Task to complete.
Copy each line below that contains "complications".
◆ ◆ ◆ ◆ ◆
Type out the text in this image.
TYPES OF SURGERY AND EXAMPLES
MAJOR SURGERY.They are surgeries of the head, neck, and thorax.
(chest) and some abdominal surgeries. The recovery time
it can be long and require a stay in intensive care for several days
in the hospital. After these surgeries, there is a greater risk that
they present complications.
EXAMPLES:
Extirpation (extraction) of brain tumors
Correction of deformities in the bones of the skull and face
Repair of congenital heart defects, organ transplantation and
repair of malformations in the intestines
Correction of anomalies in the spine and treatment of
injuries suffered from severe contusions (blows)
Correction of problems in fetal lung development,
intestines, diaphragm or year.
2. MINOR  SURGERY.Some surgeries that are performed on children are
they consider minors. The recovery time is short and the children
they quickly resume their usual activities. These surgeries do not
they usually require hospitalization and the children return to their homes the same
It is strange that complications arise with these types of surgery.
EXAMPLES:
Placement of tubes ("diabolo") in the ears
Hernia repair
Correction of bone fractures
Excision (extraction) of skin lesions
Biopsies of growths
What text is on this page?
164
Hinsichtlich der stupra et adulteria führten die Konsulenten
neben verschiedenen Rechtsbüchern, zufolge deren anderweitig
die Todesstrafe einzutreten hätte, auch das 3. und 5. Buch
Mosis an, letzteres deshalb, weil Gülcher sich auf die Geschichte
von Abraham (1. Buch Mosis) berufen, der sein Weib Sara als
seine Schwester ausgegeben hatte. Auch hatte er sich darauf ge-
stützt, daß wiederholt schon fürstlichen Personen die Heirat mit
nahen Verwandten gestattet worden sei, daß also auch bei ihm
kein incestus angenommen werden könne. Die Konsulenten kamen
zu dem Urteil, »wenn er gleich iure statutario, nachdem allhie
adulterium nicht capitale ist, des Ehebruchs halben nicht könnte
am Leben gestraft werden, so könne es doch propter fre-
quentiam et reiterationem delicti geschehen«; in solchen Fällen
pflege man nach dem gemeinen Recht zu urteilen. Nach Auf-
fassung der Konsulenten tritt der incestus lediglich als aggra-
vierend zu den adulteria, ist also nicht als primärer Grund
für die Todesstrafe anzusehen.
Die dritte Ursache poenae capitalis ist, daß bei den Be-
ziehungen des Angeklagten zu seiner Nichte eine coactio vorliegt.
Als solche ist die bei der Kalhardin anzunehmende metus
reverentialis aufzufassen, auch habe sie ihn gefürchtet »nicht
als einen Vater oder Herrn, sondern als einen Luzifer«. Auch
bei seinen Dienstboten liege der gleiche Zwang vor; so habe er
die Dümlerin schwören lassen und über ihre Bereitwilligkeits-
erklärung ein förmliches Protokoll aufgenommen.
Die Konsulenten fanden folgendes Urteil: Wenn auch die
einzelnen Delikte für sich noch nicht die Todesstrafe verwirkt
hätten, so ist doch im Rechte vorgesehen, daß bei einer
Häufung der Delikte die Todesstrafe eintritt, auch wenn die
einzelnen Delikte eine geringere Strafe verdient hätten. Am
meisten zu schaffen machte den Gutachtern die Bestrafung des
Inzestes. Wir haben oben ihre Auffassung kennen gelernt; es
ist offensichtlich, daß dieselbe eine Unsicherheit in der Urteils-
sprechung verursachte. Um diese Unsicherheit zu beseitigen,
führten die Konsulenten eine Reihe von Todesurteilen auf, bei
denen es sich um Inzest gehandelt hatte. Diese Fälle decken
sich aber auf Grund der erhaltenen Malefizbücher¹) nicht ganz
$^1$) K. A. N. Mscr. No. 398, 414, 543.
◆ ◆ ◆ ◆ ◆
Your solution.
they present complications.
It is strange that complications arise with these types of surgery.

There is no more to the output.